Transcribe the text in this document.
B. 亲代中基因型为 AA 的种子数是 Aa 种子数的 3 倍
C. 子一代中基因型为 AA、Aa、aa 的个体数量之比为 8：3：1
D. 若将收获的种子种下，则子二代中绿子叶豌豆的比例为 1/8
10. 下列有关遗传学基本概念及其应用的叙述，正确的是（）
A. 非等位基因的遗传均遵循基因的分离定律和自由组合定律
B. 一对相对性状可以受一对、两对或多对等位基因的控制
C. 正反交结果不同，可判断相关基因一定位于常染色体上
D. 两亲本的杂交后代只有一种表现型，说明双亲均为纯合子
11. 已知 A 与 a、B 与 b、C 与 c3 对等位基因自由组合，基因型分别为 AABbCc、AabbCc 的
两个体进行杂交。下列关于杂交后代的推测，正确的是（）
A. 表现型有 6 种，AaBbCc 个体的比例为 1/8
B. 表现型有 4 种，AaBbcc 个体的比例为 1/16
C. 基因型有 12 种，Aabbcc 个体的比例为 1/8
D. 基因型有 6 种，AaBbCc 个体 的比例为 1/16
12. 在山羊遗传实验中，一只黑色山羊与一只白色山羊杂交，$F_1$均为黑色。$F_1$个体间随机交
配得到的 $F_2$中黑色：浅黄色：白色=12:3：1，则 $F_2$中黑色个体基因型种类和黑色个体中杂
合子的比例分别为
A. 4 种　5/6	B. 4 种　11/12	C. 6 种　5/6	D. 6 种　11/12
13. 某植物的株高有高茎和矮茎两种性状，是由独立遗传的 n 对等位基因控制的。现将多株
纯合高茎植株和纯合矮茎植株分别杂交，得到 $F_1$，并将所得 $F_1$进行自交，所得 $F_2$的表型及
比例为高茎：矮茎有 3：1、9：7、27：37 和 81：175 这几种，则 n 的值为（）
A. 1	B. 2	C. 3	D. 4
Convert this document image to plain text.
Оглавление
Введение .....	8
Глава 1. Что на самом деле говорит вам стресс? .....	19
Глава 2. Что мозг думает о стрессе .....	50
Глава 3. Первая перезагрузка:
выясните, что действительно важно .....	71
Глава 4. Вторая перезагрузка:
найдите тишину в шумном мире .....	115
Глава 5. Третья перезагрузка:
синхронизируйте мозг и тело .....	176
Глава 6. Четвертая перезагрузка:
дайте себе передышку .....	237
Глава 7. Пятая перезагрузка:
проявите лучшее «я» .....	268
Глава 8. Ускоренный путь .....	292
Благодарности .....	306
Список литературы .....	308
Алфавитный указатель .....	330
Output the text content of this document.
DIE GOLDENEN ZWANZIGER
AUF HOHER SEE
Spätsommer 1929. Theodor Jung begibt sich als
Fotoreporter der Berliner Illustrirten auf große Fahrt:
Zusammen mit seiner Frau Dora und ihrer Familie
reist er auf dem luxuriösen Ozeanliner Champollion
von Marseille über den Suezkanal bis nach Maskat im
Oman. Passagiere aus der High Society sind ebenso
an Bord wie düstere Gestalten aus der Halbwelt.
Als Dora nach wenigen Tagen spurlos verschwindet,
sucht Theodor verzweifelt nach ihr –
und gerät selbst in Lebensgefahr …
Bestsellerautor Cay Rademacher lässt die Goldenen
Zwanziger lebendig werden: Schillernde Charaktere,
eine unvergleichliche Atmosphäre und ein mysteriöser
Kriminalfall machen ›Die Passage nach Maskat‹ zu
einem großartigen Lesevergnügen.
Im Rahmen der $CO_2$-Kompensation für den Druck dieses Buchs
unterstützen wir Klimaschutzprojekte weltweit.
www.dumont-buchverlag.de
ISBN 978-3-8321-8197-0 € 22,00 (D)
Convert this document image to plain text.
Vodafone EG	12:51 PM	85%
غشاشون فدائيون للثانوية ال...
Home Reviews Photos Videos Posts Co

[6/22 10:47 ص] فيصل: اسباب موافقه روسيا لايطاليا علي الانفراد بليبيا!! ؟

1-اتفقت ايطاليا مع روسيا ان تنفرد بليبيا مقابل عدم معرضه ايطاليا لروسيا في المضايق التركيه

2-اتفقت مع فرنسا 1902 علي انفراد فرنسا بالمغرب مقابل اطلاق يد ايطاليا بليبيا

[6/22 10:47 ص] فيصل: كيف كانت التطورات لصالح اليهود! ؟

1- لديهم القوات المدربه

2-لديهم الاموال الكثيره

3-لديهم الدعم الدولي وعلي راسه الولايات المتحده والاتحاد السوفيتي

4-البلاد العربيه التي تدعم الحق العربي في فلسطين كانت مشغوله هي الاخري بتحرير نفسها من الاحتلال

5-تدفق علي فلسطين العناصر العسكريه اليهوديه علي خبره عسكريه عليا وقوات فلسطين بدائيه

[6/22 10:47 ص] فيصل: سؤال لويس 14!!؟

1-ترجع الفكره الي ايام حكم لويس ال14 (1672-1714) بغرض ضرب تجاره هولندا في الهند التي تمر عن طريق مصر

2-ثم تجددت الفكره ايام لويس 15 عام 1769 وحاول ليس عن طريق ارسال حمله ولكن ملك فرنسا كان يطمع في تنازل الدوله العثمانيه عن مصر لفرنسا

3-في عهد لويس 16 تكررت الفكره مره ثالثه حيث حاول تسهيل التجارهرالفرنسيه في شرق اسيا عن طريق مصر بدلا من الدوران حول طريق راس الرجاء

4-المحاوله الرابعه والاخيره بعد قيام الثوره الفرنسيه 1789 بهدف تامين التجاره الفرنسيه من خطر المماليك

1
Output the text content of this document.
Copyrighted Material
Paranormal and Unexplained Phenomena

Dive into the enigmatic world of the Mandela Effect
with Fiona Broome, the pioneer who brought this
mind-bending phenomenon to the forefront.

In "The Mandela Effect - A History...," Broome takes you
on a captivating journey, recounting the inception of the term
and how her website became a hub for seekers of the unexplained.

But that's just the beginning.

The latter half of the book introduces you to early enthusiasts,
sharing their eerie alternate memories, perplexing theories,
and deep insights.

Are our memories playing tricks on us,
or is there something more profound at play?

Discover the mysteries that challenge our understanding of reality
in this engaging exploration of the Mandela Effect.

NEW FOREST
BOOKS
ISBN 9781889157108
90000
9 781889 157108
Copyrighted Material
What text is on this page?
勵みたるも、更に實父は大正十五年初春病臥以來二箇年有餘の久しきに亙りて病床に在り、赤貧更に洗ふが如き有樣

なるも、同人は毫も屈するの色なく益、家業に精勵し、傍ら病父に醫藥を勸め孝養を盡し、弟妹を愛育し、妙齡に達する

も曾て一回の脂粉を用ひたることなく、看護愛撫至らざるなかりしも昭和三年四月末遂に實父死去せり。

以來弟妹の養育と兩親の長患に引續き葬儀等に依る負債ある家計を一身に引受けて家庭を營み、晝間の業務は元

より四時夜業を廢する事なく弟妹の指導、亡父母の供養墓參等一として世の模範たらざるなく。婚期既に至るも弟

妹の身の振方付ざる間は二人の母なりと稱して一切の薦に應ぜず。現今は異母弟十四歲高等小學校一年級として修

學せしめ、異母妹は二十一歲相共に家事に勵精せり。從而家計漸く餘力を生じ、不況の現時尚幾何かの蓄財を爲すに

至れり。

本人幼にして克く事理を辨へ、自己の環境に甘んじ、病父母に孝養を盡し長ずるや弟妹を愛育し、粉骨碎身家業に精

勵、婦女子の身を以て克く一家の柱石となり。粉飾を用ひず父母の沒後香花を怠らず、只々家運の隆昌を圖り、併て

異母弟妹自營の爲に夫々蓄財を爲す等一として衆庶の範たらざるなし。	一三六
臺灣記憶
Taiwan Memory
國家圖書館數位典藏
+--
PROMPT
Repeat the material in full, exactly as it stands.

SOLUTION TO THE EXERCISE
Transcribe the text in this document.
B. 亲代中基因型为 AA 的种子数是 Aa 种子数的 3 倍
C. 子一代中基因型为 AA、Aa、aa 的个体数量之比为 8：3：1
D. 若将收获的种子种下，则子二代中绿子叶豌豆的比例为 1/8
10. 下列有关遗传学基本概念及其应用的叙述，正确的是（）
A. 非等位基因的遗传均遵循基因的分离定律和自由组合定律
B. 一对相对性状可以受一对、两对或多对等位基因的控制
C. 正反交结果不同，可判断相关基因一定位于常染色体上
D. 两亲本的杂交后代只有一种表现型，说明双亲均为纯合子
11. 已知 A 与 a、B 与 b、C 与 c3 对等位基因自由组合，基因型分别为 AABbCc、AabbCc 的
两个体进行杂交。下列关于杂交后代的推测，正确的是（）
A. 表现型有 6 种，AaBbCc 个体的比例为 1/8
B. 表现型有 4 种，AaBbcc 个体的比例为 1/16
C. 基因型有 12 种，Aabbcc 个体的比例为 1/8
D. 基因型有 6 种，AaBbCc 个体 的比例为 1/16
12. 在山羊遗传实验中，一只黑色山羊与一只白色山羊杂交，$F_1$均为黑色。$F_1$个体间随机交
配得到的 $F_2$中黑色：浅黄色：白色=12:3：1，则 $F_2$中黑色个体基因型种类和黑色个体中杂
合子的比例分别为
A. 4 种　5/6	B. 4 种　11/12	C. 6 种　5/6	D. 6 种　11/12
13. 某植物的株高有高茎和矮茎两种性状，是由独立遗传的 n 对等位基因控制的。现将多株
纯合高茎植株和纯合矮茎植株分别杂交，得到 $F_1$，并将所得 $F_1$进行自交，所得 $F_2$的表型及
比例为高茎：矮茎有 3：1、9：7、27：37 和 81：175 这几种，则 n 的值为（）
A. 1	B. 2	C. 3	D. 4
Convert this document image to plain text.
Оглавление
Введение .....	8
Глава 1. Что на самом деле говорит вам стресс? .....	19
Глава 2. Что мозг думает о стрессе .....	50
Глава 3. Первая перезагрузка:
выясните, что действительно важно .....	71
Глава 4. Вторая перезагрузка:
найдите тишину в шумном мире .....	115
Глава 5. Третья перезагрузка:
синхронизируйте мозг и тело .....	176
Глава 6. Четвертая перезагрузка:
дайте себе передышку .....	237
Глава 7. Пятая перезагрузка:
проявите лучшее «я» .....	268
Глава 8. Ускоренный путь .....	292
Благодарности .....	306
Список литературы .....	308
Алфавитный указатель .....	330
Output the text content of this document.
DIE GOLDENEN ZWANZIGER
AUF HOHER SEE
Spätsommer 1929. Theodor Jung begibt sich als
Fotoreporter der Berliner Illustrirten auf große Fahrt:
Zusammen mit seiner Frau Dora und ihrer Familie
reist er auf dem luxuriösen Ozeanliner Champollion
von Marseille über den Suezkanal bis nach Maskat im
Oman. Passagiere aus der High Society sind ebenso
an Bord wie düstere Gestalten aus der Halbwelt.
Als Dora nach wenigen Tagen spurlos verschwindet,
sucht Theodor verzweifelt nach ihr –
und gerät selbst in Lebensgefahr …
Bestsellerautor Cay Rademacher lässt die Goldenen
Zwanziger lebendig werden: Schillernde Charaktere,
eine unvergleichliche Atmosphäre und ein mysteriöser
Kriminalfall machen ›Die Passage nach Maskat‹ zu
einem großartigen Lesevergnügen.
Im Rahmen der $CO_2$-Kompensation für den Druck dieses Buchs
unterstützen wir Klimaschutzprojekte weltweit.
www.dumont-buchverlag.de
ISBN 978-3-8321-8197-0 € 22,00 (D)
Convert this document image to plain text.
Vodafone EG	12:51 PM	85%
غشاشون فدائيون للثانوية ال...
Home Reviews Photos Videos Posts Co

[6/22 10:47 ص] فيصل: اسباب موافقه روسيا لايطاليا علي الانفراد بليبيا!! ؟

1-اتفقت ايطاليا مع روسيا ان تنفرد بليبيا مقابل عدم معرضه ايطاليا لروسيا في المضايق التركيه

2-اتفقت مع فرنسا 1902 علي انفراد فرنسا بالمغرب مقابل اطلاق يد ايطاليا بليبيا

[6/22 10:47 ص] فيصل: كيف كانت التطورات لصالح اليهود! ؟

1- لديهم القوات المدربه

2-لديهم الاموال الكثيره

3-لديهم الدعم الدولي وعلي راسه الولايات المتحده والاتحاد السوفيتي

4-البلاد العربيه التي تدعم الحق العربي في فلسطين كانت مشغوله هي الاخري بتحرير نفسها من الاحتلال

5-تدفق علي فلسطين العناصر العسكريه اليهوديه علي خبره عسكريه عليا وقوات فلسطين بدائيه

[6/22 10:47 ص] فيصل: سؤال لويس 14!!؟

1-ترجع الفكره الي ايام حكم لويس ال14 (1672-1714) بغرض ضرب تجاره هولندا في الهند التي تمر عن طريق مصر

2-ثم تجددت الفكره ايام لويس 15 عام 1769 وحاول ليس عن طريق ارسال حمله ولكن ملك فرنسا كان يطمع في تنازل الدوله العثمانيه عن مصر لفرنسا

3-في عهد لويس 16 تكررت الفكره مره ثالثه حيث حاول تسهيل التجارهرالفرنسيه في شرق اسيا عن طريق مصر بدلا من الدوران حول طريق راس الرجاء

4-المحاوله الرابعه والاخيره بعد قيام الثوره الفرنسيه 1789 بهدف تامين التجاره الفرنسيه من خطر المماليك

1
Output the text content of this document.
Copyrighted Material
Paranormal and Unexplained Phenomena

Dive into the enigmatic world of the Mandela Effect
with Fiona Broome, the pioneer who brought this
mind-bending phenomenon to the forefront.

In "The Mandela Effect - A History...," Broome takes you
on a captivating journey, recounting the inception of the term
and how her website became a hub for seekers of the unexplained.

But that's just the beginning.

The latter half of the book introduces you to early enthusiasts,
sharing their eerie alternate memories, perplexing theories,
and deep insights.

Are our memories playing tricks on us,
or is there something more profound at play?

Discover the mysteries that challenge our understanding of reality
in this engaging exploration of the Mandela Effect.

NEW FOREST
BOOKS
ISBN 9781889157108
90000
9 781889 157108
Copyrighted Material
What text is on this page?
勵みたるも、更に實父は大正十五年初春病臥以來二箇年有餘の久しきに亙りて病床に在り、赤貧更に洗ふが如き有樣

なるも、同人は毫も屈するの色なく益、家業に精勵し、傍ら病父に醫藥を勸め孝養を盡し、弟妹を愛育し、妙齡に達する

も曾て一回の脂粉を用ひたることなく、看護愛撫至らざるなかりしも昭和三年四月末遂に實父死去せり。

以來弟妹の養育と兩親の長患に引續き葬儀等に依る負債ある家計を一身に引受けて家庭を營み、晝間の業務は元

より四時夜業を廢する事なく弟妹の指導、亡父母の供養墓參等一として世の模範たらざるなく。婚期既に至るも弟

妹の身の振方付ざる間は二人の母なりと稱して一切の薦に應ぜず。現今は異母弟十四歲高等小學校一年級として修

學せしめ、異母妹は二十一歲相共に家事に勵精せり。從而家計漸く餘力を生じ、不況の現時尚幾何かの蓄財を爲すに

至れり。

本人幼にして克く事理を辨へ、自己の環境に甘んじ、病父母に孝養を盡し長ずるや弟妹を愛育し、粉骨碎身家業に精

勵、婦女子の身を以て克く一家の柱石となり。粉飾を用ひず父母の沒後香花を怠らず、只々家運の隆昌を圖り、併て

異母弟妹自營の爲に夫々蓄財を爲す等一として衆庶の範たらざるなし。	一三六
臺灣記憶
Taiwan Memory
國家圖書館數位典藏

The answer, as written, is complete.